To be done:
An exact copy of every record is needed.

:: Recorded information

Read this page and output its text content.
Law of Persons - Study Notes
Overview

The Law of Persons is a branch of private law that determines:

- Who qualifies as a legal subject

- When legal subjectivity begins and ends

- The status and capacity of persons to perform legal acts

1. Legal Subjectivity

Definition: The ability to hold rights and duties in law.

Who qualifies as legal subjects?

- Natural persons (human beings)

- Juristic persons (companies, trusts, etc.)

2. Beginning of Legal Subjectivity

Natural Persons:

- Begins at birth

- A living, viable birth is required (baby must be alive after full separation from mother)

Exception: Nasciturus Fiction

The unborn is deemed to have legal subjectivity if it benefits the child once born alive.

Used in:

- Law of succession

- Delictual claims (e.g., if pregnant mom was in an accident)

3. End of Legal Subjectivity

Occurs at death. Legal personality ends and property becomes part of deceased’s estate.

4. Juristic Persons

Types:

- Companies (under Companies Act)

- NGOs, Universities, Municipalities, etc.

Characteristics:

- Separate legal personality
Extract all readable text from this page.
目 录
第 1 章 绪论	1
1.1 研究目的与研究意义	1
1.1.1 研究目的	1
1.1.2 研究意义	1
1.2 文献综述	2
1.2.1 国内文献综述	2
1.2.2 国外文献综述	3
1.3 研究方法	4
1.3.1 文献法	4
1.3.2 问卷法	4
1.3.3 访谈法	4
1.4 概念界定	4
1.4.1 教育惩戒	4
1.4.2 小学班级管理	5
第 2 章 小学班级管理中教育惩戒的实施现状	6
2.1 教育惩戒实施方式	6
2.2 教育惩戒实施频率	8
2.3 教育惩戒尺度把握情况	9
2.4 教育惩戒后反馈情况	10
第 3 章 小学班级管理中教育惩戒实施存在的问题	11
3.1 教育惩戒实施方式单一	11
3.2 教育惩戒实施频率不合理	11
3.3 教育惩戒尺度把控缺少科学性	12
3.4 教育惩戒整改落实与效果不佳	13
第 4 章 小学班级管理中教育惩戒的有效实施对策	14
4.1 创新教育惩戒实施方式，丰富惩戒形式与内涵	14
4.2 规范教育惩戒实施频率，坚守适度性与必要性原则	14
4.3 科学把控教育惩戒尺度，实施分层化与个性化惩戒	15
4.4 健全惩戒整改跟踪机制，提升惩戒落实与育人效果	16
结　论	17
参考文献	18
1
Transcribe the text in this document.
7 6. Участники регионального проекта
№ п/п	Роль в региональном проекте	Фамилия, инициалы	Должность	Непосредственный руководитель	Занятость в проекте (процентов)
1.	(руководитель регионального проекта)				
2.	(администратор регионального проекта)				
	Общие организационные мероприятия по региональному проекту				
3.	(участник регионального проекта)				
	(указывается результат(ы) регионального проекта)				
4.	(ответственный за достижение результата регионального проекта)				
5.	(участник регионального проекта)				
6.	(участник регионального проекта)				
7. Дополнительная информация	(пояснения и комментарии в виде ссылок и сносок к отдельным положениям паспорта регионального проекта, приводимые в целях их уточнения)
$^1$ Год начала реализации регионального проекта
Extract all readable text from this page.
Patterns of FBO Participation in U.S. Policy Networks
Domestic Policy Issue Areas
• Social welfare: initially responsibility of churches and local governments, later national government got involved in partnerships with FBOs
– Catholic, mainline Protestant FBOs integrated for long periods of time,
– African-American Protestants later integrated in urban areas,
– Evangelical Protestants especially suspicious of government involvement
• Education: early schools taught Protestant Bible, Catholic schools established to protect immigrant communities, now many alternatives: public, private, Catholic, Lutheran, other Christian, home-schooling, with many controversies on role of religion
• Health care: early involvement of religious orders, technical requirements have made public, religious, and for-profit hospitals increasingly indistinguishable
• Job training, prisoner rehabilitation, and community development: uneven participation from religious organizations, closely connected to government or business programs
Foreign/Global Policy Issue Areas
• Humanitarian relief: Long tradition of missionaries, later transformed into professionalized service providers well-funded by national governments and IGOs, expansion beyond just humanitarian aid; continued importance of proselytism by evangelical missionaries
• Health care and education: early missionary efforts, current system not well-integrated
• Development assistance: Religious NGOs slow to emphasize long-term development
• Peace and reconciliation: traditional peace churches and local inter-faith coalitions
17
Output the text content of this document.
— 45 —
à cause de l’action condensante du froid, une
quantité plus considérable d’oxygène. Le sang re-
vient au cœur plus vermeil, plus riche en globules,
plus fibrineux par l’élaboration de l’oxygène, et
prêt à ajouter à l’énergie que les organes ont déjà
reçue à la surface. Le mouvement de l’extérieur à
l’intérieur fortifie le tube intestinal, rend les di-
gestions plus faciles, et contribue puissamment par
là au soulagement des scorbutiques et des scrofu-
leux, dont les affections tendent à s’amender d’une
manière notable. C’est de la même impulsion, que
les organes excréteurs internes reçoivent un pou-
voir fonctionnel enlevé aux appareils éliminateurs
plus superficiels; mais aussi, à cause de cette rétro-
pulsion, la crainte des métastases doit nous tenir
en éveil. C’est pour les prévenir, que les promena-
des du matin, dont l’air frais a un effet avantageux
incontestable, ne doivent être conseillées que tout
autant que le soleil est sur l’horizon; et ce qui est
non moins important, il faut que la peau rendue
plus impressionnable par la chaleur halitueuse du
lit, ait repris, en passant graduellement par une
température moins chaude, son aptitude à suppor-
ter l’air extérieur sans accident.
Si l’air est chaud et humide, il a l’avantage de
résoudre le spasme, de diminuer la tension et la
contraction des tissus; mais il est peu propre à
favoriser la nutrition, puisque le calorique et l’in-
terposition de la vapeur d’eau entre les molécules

::::

Result:
Read this page and output its text content.
Law of Persons - Study Notes
Overview

The Law of Persons is a branch of private law that determines:

- Who qualifies as a legal subject

- When legal subjectivity begins and ends

- The status and capacity of persons to perform legal acts

1. Legal Subjectivity

Definition: The ability to hold rights and duties in law.

Who qualifies as legal subjects?

- Natural persons (human beings)

- Juristic persons (companies, trusts, etc.)

2. Beginning of Legal Subjectivity

Natural Persons:

- Begins at birth

- A living, viable birth is required (baby must be alive after full separation from mother)

Exception: Nasciturus Fiction

The unborn is deemed to have legal subjectivity if it benefits the child once born alive.

Used in:

- Law of succession

- Delictual claims (e.g., if pregnant mom was in an accident)

3. End of Legal Subjectivity

Occurs at death. Legal personality ends and property becomes part of deceased’s estate.

4. Juristic Persons

Types:

- Companies (under Companies Act)

- NGOs, Universities, Municipalities, etc.

Characteristics:

- Separate legal personality
Extract all readable text from this page.
目 录
第 1 章 绪论	1
1.1 研究目的与研究意义	1
1.1.1 研究目的	1
1.1.2 研究意义	1
1.2 文献综述	2
1.2.1 国内文献综述	2
1.2.2 国外文献综述	3
1.3 研究方法	4
1.3.1 文献法	4
1.3.2 问卷法	4
1.3.3 访谈法	4
1.4 概念界定	4
1.4.1 教育惩戒	4
1.4.2 小学班级管理	5
第 2 章 小学班级管理中教育惩戒的实施现状	6
2.1 教育惩戒实施方式	6
2.2 教育惩戒实施频率	8
2.3 教育惩戒尺度把握情况	9
2.4 教育惩戒后反馈情况	10
第 3 章 小学班级管理中教育惩戒实施存在的问题	11
3.1 教育惩戒实施方式单一	11
3.2 教育惩戒实施频率不合理	11
3.3 教育惩戒尺度把控缺少科学性	12
3.4 教育惩戒整改落实与效果不佳	13
第 4 章 小学班级管理中教育惩戒的有效实施对策	14
4.1 创新教育惩戒实施方式，丰富惩戒形式与内涵	14
4.2 规范教育惩戒实施频率，坚守适度性与必要性原则	14
4.3 科学把控教育惩戒尺度，实施分层化与个性化惩戒	15
4.4 健全惩戒整改跟踪机制，提升惩戒落实与育人效果	16
结　论	17
参考文献	18
1
Transcribe the text in this document.
7 6. Участники регионального проекта
№ п/п	Роль в региональном проекте	Фамилия, инициалы	Должность	Непосредственный руководитель	Занятость в проекте (процентов)
1.	(руководитель регионального проекта)				
2.	(администратор регионального проекта)				
	Общие организационные мероприятия по региональному проекту				
3.	(участник регионального проекта)				
	(указывается результат(ы) регионального проекта)				
4.	(ответственный за достижение результата регионального проекта)				
5.	(участник регионального проекта)				
6.	(участник регионального проекта)				
7. Дополнительная информация	(пояснения и комментарии в виде ссылок и сносок к отдельным положениям паспорта регионального проекта, приводимые в целях их уточнения)
$^1$ Год начала реализации регионального проекта
Extract all readable text from this page.
Patterns of FBO Participation in U.S. Policy Networks
Domestic Policy Issue Areas
• Social welfare: initially responsibility of churches and local governments, later national government got involved in partnerships with FBOs
– Catholic, mainline Protestant FBOs integrated for long periods of time,
– African-American Protestants later integrated in urban areas,
– Evangelical Protestants especially suspicious of government involvement
• Education: early schools taught Protestant Bible, Catholic schools established to protect immigrant communities, now many alternatives: public, private, Catholic, Lutheran, other Christian, home-schooling, with many controversies on role of religion
• Health care: early involvement of religious orders, technical requirements have made public, religious, and for-profit hospitals increasingly indistinguishable
• Job training, prisoner rehabilitation, and community development: uneven participation from religious organizations, closely connected to government or business programs
Foreign/Global Policy Issue Areas
• Humanitarian relief: Long tradition of missionaries, later transformed into professionalized service providers well-funded by national governments and IGOs, expansion beyond just humanitarian aid; continued importance of proselytism by evangelical missionaries
• Health care and education: early missionary efforts, current system not well-integrated
• Development assistance: Religious NGOs slow to emphasize long-term development
• Peace and reconciliation: traditional peace churches and local inter-faith coalitions
17
Output the text content of this document.
— 45 —
à cause de l’action condensante du froid, une
quantité plus considérable d’oxygène. Le sang re-
vient au cœur plus vermeil, plus riche en globules,
plus fibrineux par l’élaboration de l’oxygène, et
prêt à ajouter à l’énergie que les organes ont déjà
reçue à la surface. Le mouvement de l’extérieur à
l’intérieur fortifie le tube intestinal, rend les di-
gestions plus faciles, et contribue puissamment par
là au soulagement des scorbutiques et des scrofu-
leux, dont les affections tendent à s’amender d’une
manière notable. C’est de la même impulsion, que
les organes excréteurs internes reçoivent un pou-
voir fonctionnel enlevé aux appareils éliminateurs
plus superficiels; mais aussi, à cause de cette rétro-
pulsion, la crainte des métastases doit nous tenir
en éveil. C’est pour les prévenir, que les promena-
des du matin, dont l’air frais a un effet avantageux
incontestable, ne doivent être conseillées que tout
autant que le soleil est sur l’horizon; et ce qui est
non moins important, il faut que la peau rendue
plus impressionnable par la chaleur halitueuse du
lit, ait repris, en passant graduellement par une
température moins chaude, son aptitude à suppor-
ter l’air extérieur sans accident.
Si l’air est chaud et humide, il a l’avantage de
résoudre le spasme, de diminuer la tension et la
contraction des tissus; mais il est peu propre à
favoriser la nutrition, puisque le calorique et l’in-
terposition de la vapeur d’eau entre les molécules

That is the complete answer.